* begin *

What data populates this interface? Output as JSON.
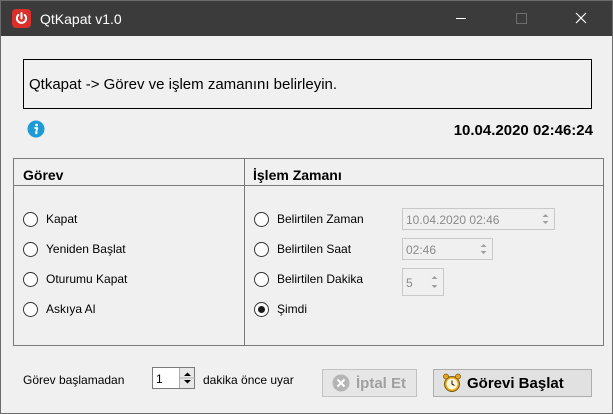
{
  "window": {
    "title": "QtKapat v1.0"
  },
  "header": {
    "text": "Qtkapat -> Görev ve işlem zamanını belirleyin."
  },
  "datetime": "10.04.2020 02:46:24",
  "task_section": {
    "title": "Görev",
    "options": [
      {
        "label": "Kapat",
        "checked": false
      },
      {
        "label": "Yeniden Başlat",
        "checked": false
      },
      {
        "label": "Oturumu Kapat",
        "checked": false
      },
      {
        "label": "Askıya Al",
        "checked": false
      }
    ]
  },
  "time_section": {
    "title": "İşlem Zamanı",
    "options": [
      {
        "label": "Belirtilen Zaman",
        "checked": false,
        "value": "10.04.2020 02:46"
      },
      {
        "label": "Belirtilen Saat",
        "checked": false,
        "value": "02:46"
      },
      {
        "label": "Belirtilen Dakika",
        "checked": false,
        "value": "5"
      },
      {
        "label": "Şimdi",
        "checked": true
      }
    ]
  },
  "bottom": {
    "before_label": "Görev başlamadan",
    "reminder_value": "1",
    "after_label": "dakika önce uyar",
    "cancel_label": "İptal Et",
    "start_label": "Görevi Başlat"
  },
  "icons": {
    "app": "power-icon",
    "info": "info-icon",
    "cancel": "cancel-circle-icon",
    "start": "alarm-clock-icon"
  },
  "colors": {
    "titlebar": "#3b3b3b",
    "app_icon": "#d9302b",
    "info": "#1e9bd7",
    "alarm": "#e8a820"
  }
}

* end *

* _EXERCISE REQUIREMENTS_:
The pictures in the entries should be left out; output everything else exactly.

* _FINISHED ANSWER_:
What data populates this interface? Output as JSON.
{
  "window": {
    "title": "QtKapat v1.0"
  },
  "header": {
    "text": "Qtkapat -> Görev ve işlem zamanını belirleyin."
  },
  "datetime": "10.04.2020 02:46:24",
  "task_section": {
    "title": "Görev",
    "options": [
      {
        "label": "Kapat",
        "checked": false
      },
      {
        "label": "Yeniden Başlat",
        "checked": false
      },
      {
        "label": "Oturumu Kapat",
        "checked": false
      },
      {
        "label": "Askıya Al",
        "checked": false
      }
    ]
  },
  "time_section": {
    "title": "İşlem Zamanı",
    "options": [
      {
        "label": "Belirtilen Zaman",
        "checked": false,
        "value": "10.04.2020 02:46"
      },
      {
        "label": "Belirtilen Saat",
        "checked": false,
        "value": "02:46"
      },
      {
        "label": "Belirtilen Dakika",
        "checked": false,
        "value": "5"
      },
      {
        "label": "Şimdi",
        "checked": true
      }
    ]
  },
  "bottom": {
    "before_label": "Görev başlamadan",
    "reminder_value": "1",
    "after_label": "dakika önce uyar",
    "cancel_label": "İptal Et",
    "start_label": "Görevi Başlat"
  },
  "icons": {
    "app": "power-icon",
    "info": "info-icon",
    "cancel": "cancel-circle-icon",
    "start": "alarm-clock-icon"
  },
  "colors": {
    "titlebar": "#3b3b3b",
    "app_icon": "#d9302b",
    "info": "#1e9bd7",
    "alarm": "#e8a820"
  }
}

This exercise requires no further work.